# Task description
Print all of the data exactly.

# Extracted data
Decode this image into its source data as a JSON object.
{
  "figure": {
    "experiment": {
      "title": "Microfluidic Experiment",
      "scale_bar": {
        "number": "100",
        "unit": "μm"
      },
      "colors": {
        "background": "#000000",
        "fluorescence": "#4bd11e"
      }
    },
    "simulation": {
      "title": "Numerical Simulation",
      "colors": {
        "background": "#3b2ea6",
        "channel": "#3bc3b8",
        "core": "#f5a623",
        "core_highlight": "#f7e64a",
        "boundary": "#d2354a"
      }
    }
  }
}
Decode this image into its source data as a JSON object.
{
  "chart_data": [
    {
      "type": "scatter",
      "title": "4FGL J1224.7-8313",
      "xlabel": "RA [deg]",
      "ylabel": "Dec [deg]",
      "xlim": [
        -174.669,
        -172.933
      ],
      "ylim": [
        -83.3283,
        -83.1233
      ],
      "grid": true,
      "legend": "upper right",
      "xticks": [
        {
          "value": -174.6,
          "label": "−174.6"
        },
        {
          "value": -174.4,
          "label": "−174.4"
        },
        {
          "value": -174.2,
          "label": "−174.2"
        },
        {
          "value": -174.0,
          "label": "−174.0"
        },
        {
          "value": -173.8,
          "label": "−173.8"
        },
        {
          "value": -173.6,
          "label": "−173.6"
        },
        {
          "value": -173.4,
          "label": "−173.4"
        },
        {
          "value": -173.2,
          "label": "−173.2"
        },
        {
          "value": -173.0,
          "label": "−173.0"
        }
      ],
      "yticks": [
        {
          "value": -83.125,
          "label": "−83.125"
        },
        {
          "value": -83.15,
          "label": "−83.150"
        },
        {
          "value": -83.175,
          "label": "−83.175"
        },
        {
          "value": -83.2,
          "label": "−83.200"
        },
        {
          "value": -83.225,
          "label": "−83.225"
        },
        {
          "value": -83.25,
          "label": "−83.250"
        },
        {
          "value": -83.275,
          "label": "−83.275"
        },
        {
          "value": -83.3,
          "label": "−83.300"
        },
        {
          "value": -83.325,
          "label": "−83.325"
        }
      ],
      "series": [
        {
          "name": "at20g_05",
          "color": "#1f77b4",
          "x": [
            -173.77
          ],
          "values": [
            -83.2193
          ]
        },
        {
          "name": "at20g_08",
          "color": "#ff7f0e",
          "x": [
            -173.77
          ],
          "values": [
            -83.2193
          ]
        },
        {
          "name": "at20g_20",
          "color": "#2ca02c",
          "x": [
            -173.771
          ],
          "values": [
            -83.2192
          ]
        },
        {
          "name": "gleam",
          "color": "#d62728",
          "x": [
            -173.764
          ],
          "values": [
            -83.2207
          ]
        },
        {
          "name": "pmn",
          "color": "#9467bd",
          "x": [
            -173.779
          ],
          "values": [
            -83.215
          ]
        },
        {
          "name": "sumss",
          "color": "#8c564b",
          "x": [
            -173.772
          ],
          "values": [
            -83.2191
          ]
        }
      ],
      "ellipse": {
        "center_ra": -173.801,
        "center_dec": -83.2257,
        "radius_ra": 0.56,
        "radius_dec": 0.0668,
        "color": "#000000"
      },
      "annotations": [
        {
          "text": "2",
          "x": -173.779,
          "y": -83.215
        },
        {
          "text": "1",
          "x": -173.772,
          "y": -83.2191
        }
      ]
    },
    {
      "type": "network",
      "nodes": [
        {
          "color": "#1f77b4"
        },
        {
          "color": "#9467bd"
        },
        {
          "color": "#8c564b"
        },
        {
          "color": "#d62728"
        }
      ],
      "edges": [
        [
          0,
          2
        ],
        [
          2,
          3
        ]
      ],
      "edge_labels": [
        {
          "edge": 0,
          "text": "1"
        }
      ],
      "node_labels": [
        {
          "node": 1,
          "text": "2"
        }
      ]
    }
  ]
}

# Expected answer
Decode this image into its source data as a JSON object.
{
  "figure": {
    "experiment": {
      "title": "Microfluidic Experiment",
      "scale_bar": {
        "number": "100",
        "unit": "μm"
      },
      "colors": {
        "background": "#000000",
        "fluorescence": "#4bd11e"
      }
    },
    "simulation": {
      "title": "Numerical Simulation",
      "colors": {
        "background": "#3b2ea6",
        "channel": "#3bc3b8",
        "core": "#f5a623",
        "core_highlight": "#f7e64a",
        "boundary": "#d2354a"
      }
    }
  }
}
Decode this image into its source data as a JSON object.
{
  "chart_data": [
    {
      "type": "scatter",
      "title": "4FGL J1224.7-8313",
      "xlabel": "RA [deg]",
      "ylabel": "Dec [deg]",
      "xlim": [
        -174.669,
        -172.933
      ],
      "ylim": [
        -83.3283,
        -83.1233
      ],
      "grid": true,
      "legend": "upper right",
      "xticks": [
        {
          "value": -174.6,
          "label": "−174.6"
        },
        {
          "value": -174.4,
          "label": "−174.4"
        },
        {
          "value": -174.2,
          "label": "−174.2"
        },
        {
          "value": -174.0,
          "label": "−174.0"
        },
        {
          "value": -173.8,
          "label": "−173.8"
        },
        {
          "value": -173.6,
          "label": "−173.6"
        },
        {
          "value": -173.4,
          "label": "−173.4"
        },
        {
          "value": -173.2,
          "label": "−173.2"
        },
        {
          "value": -173.0,
          "label": "−173.0"
        }
      ],
      "yticks": [
        {
          "value": -83.125,
          "label": "−83.125"
        },
        {
          "value": -83.15,
          "label": "−83.150"
        },
        {
          "value": -83.175,
          "label": "−83.175"
        },
        {
          "value": -83.2,
          "label": "−83.200"
        },
        {
          "value": -83.225,
          "label": "−83.225"
        },
        {
          "value": -83.25,
          "label": "−83.250"
        },
        {
          "value": -83.275,
          "label": "−83.275"
        },
        {
          "value": -83.3,
          "label": "−83.300"
        },
        {
          "value": -83.325,
          "label": "−83.325"
        }
      ],
      "series": [
        {
          "name": "at20g_05",
          "color": "#1f77b4",
          "x": [
            -173.77
          ],
          "values": [
            -83.2193
          ]
        },
        {
          "name": "at20g_08",
          "color": "#ff7f0e",
          "x": [
            -173.77
          ],
          "values": [
            -83.2193
          ]
        },
        {
          "name": "at20g_20",
          "color": "#2ca02c",
          "x": [
            -173.771
          ],
          "values": [
            -83.2192
          ]
        },
        {
          "name": "gleam",
          "color": "#d62728",
          "x": [
            -173.764
          ],
          "values": [
            -83.2207
          ]
        },
        {
          "name": "pmn",
          "color": "#9467bd",
          "x": [
            -173.779
          ],
          "values": [
            -83.215
          ]
        },
        {
          "name": "sumss",
          "color": "#8c564b",
          "x": [
            -173.772
          ],
          "values": [
            -83.2191
          ]
        }
      ],
      "ellipse": {
        "center_ra": -173.801,
        "center_dec": -83.2257,
        "radius_ra": 0.56,
        "radius_dec": 0.0668,
        "color": "#000000"
      },
      "annotations": [
        {
          "text": "2",
          "x": -173.779,
          "y": -83.215
        },
        {
          "text": "1",
          "x": -173.772,
          "y": -83.2191
        }
      ]
    },
    {
      "type": "network",
      "nodes": [
        {
          "color": "#1f77b4"
        },
        {
          "color": "#9467bd"
        },
        {
          "color": "#8c564b"
        },
        {
          "color": "#d62728"
        }
      ],
      "edges": [
        [
          0,
          2
        ],
        [
          2,
          3
        ]
      ],
      "edge_labels": [
        {
          "edge": 0,
          "text": "1"
        }
      ],
      "node_labels": [
        {
          "node": 1,
          "text": "2"
        }
      ]
    }
  ]
}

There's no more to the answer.